Material to process -
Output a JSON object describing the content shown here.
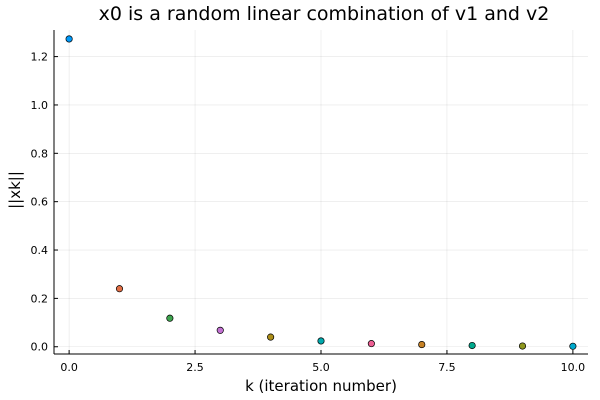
{
  "chart_data": {
    "type": "scatter",
    "title": "x0 is a random linear combination of v1 and v2",
    "xlabel": "k (iteration number)",
    "ylabel": "||xk||",
    "xlim": [
      -0.3,
      10.3
    ],
    "ylim": [
      -0.03,
      1.31
    ],
    "xticks": [
      0,
      2.5,
      5,
      7.5,
      10
    ],
    "xtick_labels": [
      "0.0",
      "2.5",
      "5.0",
      "7.5",
      "10.0"
    ],
    "yticks": [
      0,
      0.2,
      0.4,
      0.6,
      0.8,
      1.0,
      1.2
    ],
    "ytick_labels": [
      "0.0",
      "0.2",
      "0.4",
      "0.6",
      "0.8",
      "1.0",
      "1.2"
    ],
    "grid": true,
    "legend": "none",
    "x": [
      0,
      1,
      2,
      3,
      4,
      5,
      6,
      7,
      8,
      9,
      10
    ],
    "y": [
      1.273,
      0.24,
      0.118,
      0.068,
      0.04,
      0.024,
      0.013,
      0.009,
      0.005,
      0.003,
      0.002
    ],
    "point_colors": [
      "#009AFA",
      "#E26F46",
      "#3EA44E",
      "#C271D2",
      "#AC8E18",
      "#00A9AD",
      "#ED5E93",
      "#C68125",
      "#00A98D",
      "#8E971E",
      "#00A9CD"
    ]
  }
}
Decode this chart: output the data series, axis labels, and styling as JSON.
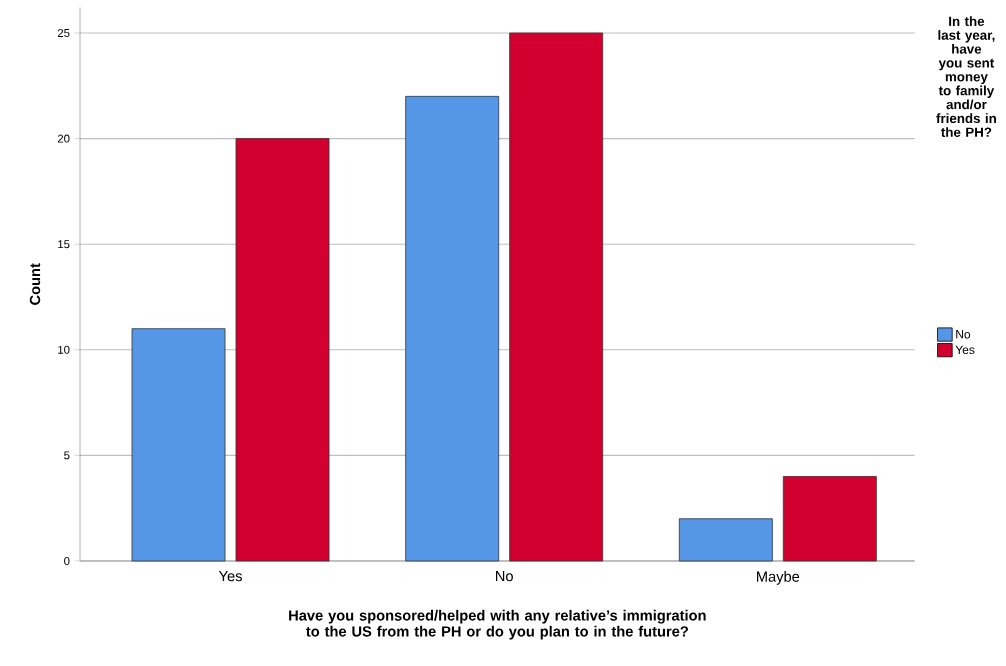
{
  "chart_data": {
    "type": "bar",
    "xlabel": "Have you sponsored/helped with any relative’s immigration to the US from the PH or do you plan to in the future?",
    "ylabel": "Count",
    "legend_title": "In the last year, have you sent money to family and/or friends in the PH?",
    "categories": [
      "Yes",
      "No",
      "Maybe"
    ],
    "series": [
      {
        "name": "No",
        "color": "#5596e6",
        "values": [
          11,
          22,
          2
        ]
      },
      {
        "name": "Yes",
        "color": "#d1002f",
        "values": [
          20,
          25,
          4
        ]
      }
    ],
    "ylim": [
      0,
      26.2
    ],
    "yticks": [
      0,
      5,
      10,
      15,
      20,
      25
    ],
    "grid": "y",
    "legend": "right"
  }
}
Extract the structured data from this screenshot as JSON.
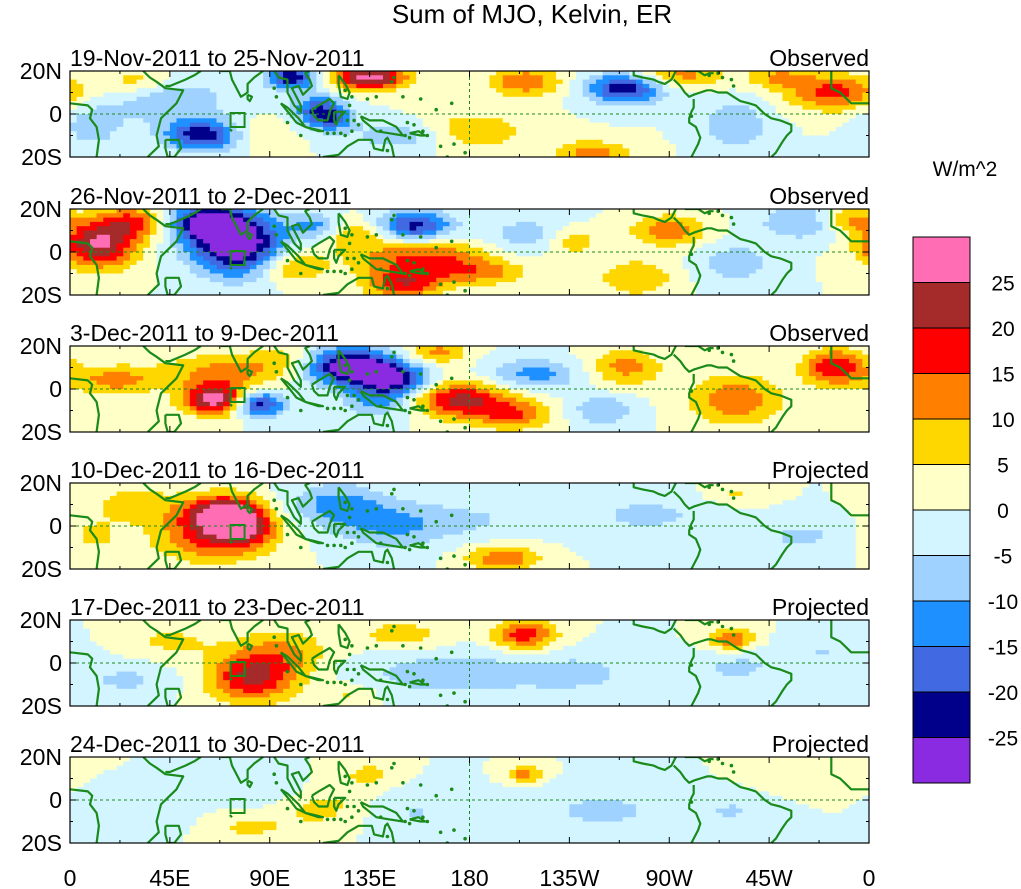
{
  "chart_data": {
    "type": "heatmap",
    "title": "Sum of MJO, Kelvin, ER",
    "colorbar": {
      "title": "W/m^2",
      "tick_labels": [
        "25",
        "20",
        "15",
        "10",
        "5",
        "0",
        "-5",
        "-10",
        "-15",
        "-20",
        "-25"
      ],
      "levels": [
        {
          "range": "> 25",
          "color": "#ff6eb4"
        },
        {
          "range": "20 to 25",
          "color": "#a52a2a"
        },
        {
          "range": "15 to 20",
          "color": "#ff0000"
        },
        {
          "range": "10 to 15",
          "color": "#ff7f00"
        },
        {
          "range": "5 to 10",
          "color": "#ffd700"
        },
        {
          "range": "0 to 5",
          "color": "#ffffc8"
        },
        {
          "range": "-5 to 0",
          "color": "#d2f5ff"
        },
        {
          "range": "-10 to -5",
          "color": "#a0d2ff"
        },
        {
          "range": "-15 to -10",
          "color": "#1e90ff"
        },
        {
          "range": "-20 to -15",
          "color": "#4169e1"
        },
        {
          "range": "-25 to -20",
          "color": "#00008b"
        },
        {
          "range": "< -25",
          "color": "#8a2be2"
        }
      ]
    },
    "x_tick_labels": [
      "0",
      "45E",
      "90E",
      "135E",
      "180",
      "135W",
      "90W",
      "45W",
      "0"
    ],
    "x_range_deg": [
      0,
      360
    ],
    "y_tick_labels": [
      "20N",
      "0",
      "20S"
    ],
    "y_range_deg": [
      -20,
      20
    ],
    "panels": [
      {
        "dates": "19-Nov-2011 to 25-Nov-2011",
        "status": "Observed",
        "blobs": [
          [
            135,
            17,
            12,
            4,
            28
          ],
          [
            100,
            17,
            8,
            4,
            -24
          ],
          [
            60,
            -10,
            12,
            5,
            -24
          ],
          [
            45,
            6,
            18,
            7,
            -10
          ],
          [
            112,
            2,
            8,
            5,
            -18
          ],
          [
            118,
            -3,
            7,
            4,
            -12
          ],
          [
            205,
            15,
            12,
            5,
            14
          ],
          [
            250,
            12,
            12,
            5,
            -24
          ],
          [
            300,
            -5,
            10,
            8,
            -10
          ],
          [
            345,
            10,
            15,
            6,
            17
          ],
          [
            320,
            17,
            10,
            4,
            10
          ],
          [
            10,
            -5,
            10,
            8,
            -8
          ],
          [
            180,
            -8,
            18,
            6,
            10
          ],
          [
            150,
            -10,
            15,
            5,
            -10
          ],
          [
            235,
            -18,
            12,
            4,
            12
          ],
          [
            30,
            15,
            10,
            5,
            8
          ],
          [
            85,
            -10,
            10,
            5,
            6
          ],
          [
            275,
            18,
            15,
            4,
            12
          ]
        ]
      },
      {
        "dates": "26-Nov-2011 to 2-Dec-2011",
        "status": "Observed",
        "blobs": [
          [
            75,
            4,
            14,
            10,
            -33
          ],
          [
            60,
            14,
            12,
            6,
            -22
          ],
          [
            13,
            4,
            12,
            8,
            26
          ],
          [
            30,
            14,
            10,
            5,
            15
          ],
          [
            100,
            -7,
            10,
            5,
            12
          ],
          [
            160,
            -3,
            22,
            6,
            16
          ],
          [
            150,
            -15,
            12,
            5,
            18
          ],
          [
            155,
            12,
            12,
            5,
            -22
          ],
          [
            210,
            7,
            15,
            6,
            -10
          ],
          [
            225,
            5,
            10,
            5,
            12
          ],
          [
            270,
            10,
            12,
            5,
            14
          ],
          [
            255,
            -12,
            12,
            6,
            10
          ],
          [
            330,
            14,
            14,
            6,
            -10
          ],
          [
            350,
            15,
            8,
            4,
            12
          ],
          [
            300,
            -5,
            12,
            7,
            -8
          ],
          [
            130,
            8,
            10,
            5,
            10
          ],
          [
            110,
            12,
            8,
            4,
            -12
          ],
          [
            185,
            -10,
            15,
            4,
            10
          ]
        ]
      },
      {
        "dates": "3-Dec-2011 to 9-Dec-2011",
        "status": "Observed",
        "blobs": [
          [
            125,
            11,
            15,
            6,
            -30
          ],
          [
            145,
            5,
            12,
            5,
            -22
          ],
          [
            140,
            -5,
            12,
            6,
            -12
          ],
          [
            65,
            -5,
            10,
            5,
            28
          ],
          [
            85,
            -7,
            8,
            4,
            -24
          ],
          [
            70,
            8,
            20,
            6,
            12
          ],
          [
            20,
            4,
            14,
            5,
            12
          ],
          [
            175,
            -5,
            15,
            6,
            22
          ],
          [
            200,
            -12,
            12,
            5,
            14
          ],
          [
            210,
            7,
            15,
            5,
            -12
          ],
          [
            240,
            -10,
            10,
            5,
            -10
          ],
          [
            250,
            10,
            12,
            6,
            12
          ],
          [
            300,
            -5,
            15,
            8,
            14
          ],
          [
            345,
            10,
            10,
            6,
            20
          ],
          [
            100,
            14,
            12,
            5,
            8
          ],
          [
            165,
            17,
            10,
            4,
            12
          ]
        ]
      },
      {
        "dates": "10-Dec-2011 to 16-Dec-2011",
        "status": "Projected",
        "blobs": [
          [
            70,
            6,
            12,
            6,
            28
          ],
          [
            65,
            -5,
            18,
            8,
            18
          ],
          [
            80,
            -2,
            8,
            5,
            12
          ],
          [
            120,
            10,
            15,
            7,
            -12
          ],
          [
            145,
            0,
            18,
            8,
            -10
          ],
          [
            30,
            10,
            15,
            6,
            8
          ],
          [
            195,
            -15,
            12,
            4,
            14
          ],
          [
            260,
            5,
            25,
            8,
            -6
          ],
          [
            180,
            3,
            20,
            6,
            -5
          ],
          [
            330,
            -5,
            15,
            6,
            -6
          ],
          [
            10,
            -5,
            10,
            6,
            6
          ],
          [
            300,
            15,
            10,
            4,
            6
          ]
        ]
      },
      {
        "dates": "17-Dec-2011 to 23-Dec-2011",
        "status": "Projected",
        "blobs": [
          [
            82,
            -7,
            14,
            8,
            20
          ],
          [
            95,
            5,
            15,
            8,
            10
          ],
          [
            205,
            13,
            10,
            5,
            18
          ],
          [
            298,
            11,
            8,
            4,
            15
          ],
          [
            150,
            13,
            15,
            5,
            8
          ],
          [
            170,
            -5,
            30,
            8,
            -8
          ],
          [
            230,
            -5,
            20,
            7,
            -6
          ],
          [
            300,
            -2,
            15,
            7,
            -6
          ],
          [
            25,
            -8,
            15,
            6,
            -6
          ],
          [
            125,
            -15,
            10,
            4,
            6
          ],
          [
            340,
            5,
            15,
            6,
            -5
          ],
          [
            45,
            10,
            15,
            6,
            6
          ]
        ]
      },
      {
        "dates": "24-Dec-2011 to 30-Dec-2011",
        "status": "Projected",
        "blobs": [
          [
            115,
            -3,
            18,
            8,
            8
          ],
          [
            90,
            5,
            15,
            6,
            -6
          ],
          [
            205,
            12,
            6,
            3,
            12
          ],
          [
            80,
            -13,
            12,
            4,
            6
          ],
          [
            150,
            -5,
            20,
            8,
            -6
          ],
          [
            240,
            -5,
            25,
            8,
            -6
          ],
          [
            300,
            -5,
            15,
            6,
            -5
          ],
          [
            30,
            -5,
            15,
            6,
            -5
          ],
          [
            135,
            12,
            10,
            5,
            6
          ],
          [
            330,
            10,
            15,
            6,
            5
          ]
        ]
      }
    ]
  }
}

Instructions for the task - Check every line of the data, and copy the ones that contain "JSON".

Result of the task -
Output a JSON object describing the content shown here.
Decode this chart: output the data series, axis labels, and styling as JSON.
Extract the structured data from this screenshot as JSON.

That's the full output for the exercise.